**Objective**
Search the records below for the word "xlabel". Pull out each line that has it.

Dataset excerpt
▼
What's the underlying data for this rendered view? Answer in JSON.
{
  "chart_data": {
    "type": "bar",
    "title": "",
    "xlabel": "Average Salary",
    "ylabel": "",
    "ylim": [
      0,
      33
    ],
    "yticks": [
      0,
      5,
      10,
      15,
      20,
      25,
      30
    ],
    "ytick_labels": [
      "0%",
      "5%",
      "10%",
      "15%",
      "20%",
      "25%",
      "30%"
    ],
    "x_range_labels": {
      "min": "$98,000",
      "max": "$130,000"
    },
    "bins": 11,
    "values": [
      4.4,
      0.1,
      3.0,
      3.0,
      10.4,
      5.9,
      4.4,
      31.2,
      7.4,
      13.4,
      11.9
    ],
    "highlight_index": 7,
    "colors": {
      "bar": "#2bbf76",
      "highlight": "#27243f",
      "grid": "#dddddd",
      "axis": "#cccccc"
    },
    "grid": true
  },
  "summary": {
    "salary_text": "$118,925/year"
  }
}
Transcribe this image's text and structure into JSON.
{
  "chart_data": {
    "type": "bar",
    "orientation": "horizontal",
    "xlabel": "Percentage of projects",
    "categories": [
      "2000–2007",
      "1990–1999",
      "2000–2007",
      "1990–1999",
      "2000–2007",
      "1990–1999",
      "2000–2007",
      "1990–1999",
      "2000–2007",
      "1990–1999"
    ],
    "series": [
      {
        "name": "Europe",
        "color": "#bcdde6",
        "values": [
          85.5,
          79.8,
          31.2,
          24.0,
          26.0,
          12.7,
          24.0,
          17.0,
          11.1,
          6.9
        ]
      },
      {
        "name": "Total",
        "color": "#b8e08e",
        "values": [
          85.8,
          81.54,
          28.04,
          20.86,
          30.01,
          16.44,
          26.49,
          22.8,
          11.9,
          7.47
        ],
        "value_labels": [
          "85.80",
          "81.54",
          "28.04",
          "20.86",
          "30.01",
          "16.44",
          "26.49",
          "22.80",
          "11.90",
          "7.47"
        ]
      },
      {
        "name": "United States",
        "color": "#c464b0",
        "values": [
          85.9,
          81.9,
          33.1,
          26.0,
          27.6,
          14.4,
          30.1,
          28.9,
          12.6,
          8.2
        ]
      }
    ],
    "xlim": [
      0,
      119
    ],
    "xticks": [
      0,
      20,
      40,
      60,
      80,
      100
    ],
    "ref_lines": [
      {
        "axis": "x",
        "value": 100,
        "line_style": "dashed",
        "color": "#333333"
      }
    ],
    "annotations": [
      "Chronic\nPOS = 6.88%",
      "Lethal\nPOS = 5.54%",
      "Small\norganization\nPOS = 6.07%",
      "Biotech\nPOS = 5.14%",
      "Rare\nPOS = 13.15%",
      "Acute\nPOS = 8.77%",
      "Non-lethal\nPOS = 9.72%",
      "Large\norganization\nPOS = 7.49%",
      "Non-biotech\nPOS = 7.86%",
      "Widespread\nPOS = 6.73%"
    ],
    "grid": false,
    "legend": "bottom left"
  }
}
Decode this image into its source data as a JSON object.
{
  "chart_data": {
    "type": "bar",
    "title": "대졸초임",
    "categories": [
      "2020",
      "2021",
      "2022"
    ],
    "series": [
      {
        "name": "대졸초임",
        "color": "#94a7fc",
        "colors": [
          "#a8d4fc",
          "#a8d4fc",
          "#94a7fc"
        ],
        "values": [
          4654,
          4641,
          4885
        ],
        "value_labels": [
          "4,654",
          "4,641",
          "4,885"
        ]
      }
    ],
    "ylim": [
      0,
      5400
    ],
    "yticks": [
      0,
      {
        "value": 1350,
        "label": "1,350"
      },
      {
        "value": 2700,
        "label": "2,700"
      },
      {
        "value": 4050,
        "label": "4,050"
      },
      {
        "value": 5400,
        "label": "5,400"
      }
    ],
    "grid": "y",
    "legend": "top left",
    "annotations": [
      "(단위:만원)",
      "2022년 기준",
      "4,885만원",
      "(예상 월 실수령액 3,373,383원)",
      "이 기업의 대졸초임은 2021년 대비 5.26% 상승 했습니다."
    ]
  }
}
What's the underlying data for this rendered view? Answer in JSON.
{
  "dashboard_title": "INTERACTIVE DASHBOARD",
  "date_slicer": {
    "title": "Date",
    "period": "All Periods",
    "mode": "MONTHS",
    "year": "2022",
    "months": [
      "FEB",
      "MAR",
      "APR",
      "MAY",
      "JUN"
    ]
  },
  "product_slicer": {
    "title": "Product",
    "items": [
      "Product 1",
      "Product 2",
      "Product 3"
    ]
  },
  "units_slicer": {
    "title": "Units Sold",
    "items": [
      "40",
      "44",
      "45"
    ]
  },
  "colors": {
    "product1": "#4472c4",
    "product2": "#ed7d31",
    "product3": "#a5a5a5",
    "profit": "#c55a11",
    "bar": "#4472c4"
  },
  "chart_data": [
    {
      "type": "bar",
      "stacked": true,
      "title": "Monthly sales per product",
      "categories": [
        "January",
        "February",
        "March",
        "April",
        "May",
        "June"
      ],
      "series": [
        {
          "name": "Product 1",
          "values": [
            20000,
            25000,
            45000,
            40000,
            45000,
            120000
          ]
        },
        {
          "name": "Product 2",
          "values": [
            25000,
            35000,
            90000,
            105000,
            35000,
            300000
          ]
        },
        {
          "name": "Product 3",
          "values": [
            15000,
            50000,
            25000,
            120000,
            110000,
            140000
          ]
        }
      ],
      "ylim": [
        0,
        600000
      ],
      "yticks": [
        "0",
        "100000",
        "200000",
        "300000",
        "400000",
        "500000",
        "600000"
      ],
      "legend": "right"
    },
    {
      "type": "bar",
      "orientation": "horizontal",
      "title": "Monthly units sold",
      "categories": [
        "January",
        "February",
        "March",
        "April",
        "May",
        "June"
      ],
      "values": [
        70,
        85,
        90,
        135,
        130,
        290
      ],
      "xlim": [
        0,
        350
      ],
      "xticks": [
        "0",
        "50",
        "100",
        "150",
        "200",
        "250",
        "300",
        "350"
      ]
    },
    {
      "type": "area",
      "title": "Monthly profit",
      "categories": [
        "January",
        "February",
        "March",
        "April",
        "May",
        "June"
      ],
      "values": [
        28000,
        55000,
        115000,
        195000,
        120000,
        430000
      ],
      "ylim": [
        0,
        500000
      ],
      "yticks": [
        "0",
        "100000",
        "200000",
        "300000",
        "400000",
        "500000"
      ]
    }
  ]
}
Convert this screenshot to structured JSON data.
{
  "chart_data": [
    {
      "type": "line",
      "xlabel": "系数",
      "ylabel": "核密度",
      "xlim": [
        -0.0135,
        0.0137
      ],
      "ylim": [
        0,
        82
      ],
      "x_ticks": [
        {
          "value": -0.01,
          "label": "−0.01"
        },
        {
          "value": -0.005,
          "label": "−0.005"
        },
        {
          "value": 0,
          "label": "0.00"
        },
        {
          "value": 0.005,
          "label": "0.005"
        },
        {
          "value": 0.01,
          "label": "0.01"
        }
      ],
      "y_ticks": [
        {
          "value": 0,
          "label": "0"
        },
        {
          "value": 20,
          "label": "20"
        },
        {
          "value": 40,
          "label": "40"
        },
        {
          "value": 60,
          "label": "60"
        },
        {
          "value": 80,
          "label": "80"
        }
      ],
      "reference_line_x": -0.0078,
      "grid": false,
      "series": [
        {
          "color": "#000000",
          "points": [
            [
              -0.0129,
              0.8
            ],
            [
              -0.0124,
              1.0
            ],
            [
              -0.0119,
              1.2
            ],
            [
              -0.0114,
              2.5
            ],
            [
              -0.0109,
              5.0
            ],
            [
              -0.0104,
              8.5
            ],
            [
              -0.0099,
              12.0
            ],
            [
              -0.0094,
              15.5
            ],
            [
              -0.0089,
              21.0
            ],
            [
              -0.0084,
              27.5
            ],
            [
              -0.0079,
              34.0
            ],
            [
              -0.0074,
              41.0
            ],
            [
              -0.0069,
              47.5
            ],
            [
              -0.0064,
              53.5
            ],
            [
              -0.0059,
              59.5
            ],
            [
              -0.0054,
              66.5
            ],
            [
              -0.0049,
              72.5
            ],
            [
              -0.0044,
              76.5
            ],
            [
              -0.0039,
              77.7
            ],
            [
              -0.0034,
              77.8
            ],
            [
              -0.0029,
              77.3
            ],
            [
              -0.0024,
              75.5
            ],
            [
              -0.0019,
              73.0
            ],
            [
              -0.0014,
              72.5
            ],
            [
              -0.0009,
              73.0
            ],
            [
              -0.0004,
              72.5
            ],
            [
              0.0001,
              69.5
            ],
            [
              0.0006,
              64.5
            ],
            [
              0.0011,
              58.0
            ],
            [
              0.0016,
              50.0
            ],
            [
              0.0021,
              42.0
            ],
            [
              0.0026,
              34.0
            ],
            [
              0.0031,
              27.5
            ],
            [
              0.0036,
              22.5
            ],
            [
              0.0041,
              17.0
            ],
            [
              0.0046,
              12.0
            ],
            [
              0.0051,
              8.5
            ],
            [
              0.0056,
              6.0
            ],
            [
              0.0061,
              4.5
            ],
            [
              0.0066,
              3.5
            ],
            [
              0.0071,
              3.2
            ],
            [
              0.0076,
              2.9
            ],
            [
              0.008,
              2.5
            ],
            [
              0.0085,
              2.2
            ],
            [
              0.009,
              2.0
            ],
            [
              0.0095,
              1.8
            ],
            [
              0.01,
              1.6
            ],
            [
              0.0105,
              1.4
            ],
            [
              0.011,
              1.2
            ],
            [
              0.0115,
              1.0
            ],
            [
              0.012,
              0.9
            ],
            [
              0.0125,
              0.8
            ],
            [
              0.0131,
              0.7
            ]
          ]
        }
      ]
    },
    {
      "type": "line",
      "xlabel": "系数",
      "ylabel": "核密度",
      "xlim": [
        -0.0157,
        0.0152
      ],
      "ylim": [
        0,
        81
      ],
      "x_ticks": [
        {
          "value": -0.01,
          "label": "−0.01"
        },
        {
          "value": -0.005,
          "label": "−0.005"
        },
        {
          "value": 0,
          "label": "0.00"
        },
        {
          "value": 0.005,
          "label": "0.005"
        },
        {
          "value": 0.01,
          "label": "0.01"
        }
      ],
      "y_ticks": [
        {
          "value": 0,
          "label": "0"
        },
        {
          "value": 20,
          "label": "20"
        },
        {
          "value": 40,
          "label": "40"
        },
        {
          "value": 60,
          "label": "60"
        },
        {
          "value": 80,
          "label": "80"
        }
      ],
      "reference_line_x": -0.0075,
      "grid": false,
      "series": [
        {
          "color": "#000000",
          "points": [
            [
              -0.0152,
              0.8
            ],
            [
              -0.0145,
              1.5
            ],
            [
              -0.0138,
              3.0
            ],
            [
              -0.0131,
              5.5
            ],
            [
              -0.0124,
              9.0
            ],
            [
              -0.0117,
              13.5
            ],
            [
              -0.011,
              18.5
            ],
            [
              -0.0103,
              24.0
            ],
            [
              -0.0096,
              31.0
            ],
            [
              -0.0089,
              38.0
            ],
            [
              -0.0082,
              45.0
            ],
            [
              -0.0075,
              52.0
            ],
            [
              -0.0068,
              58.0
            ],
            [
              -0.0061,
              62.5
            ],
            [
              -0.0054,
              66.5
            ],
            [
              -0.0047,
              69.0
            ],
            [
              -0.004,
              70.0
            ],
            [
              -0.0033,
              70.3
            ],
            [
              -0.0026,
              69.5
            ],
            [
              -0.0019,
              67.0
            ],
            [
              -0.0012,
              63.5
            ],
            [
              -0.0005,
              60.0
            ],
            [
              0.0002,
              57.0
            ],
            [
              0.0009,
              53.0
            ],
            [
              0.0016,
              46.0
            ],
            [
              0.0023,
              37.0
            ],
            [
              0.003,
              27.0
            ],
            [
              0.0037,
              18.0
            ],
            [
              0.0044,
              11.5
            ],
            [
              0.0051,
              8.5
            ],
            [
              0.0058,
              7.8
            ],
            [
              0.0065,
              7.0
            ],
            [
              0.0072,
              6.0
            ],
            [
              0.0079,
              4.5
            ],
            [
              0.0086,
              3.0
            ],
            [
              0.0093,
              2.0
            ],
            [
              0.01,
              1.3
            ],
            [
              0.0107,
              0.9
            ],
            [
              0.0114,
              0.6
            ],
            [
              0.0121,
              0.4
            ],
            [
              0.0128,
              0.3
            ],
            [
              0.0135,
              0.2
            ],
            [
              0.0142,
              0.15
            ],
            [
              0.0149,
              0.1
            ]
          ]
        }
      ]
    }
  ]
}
▲
**Completed exercise**
    "xlabel": "Average Salary",
    "xlabel": "Percentage of projects",
      "xlabel": "系数",
      "xlabel": "系数",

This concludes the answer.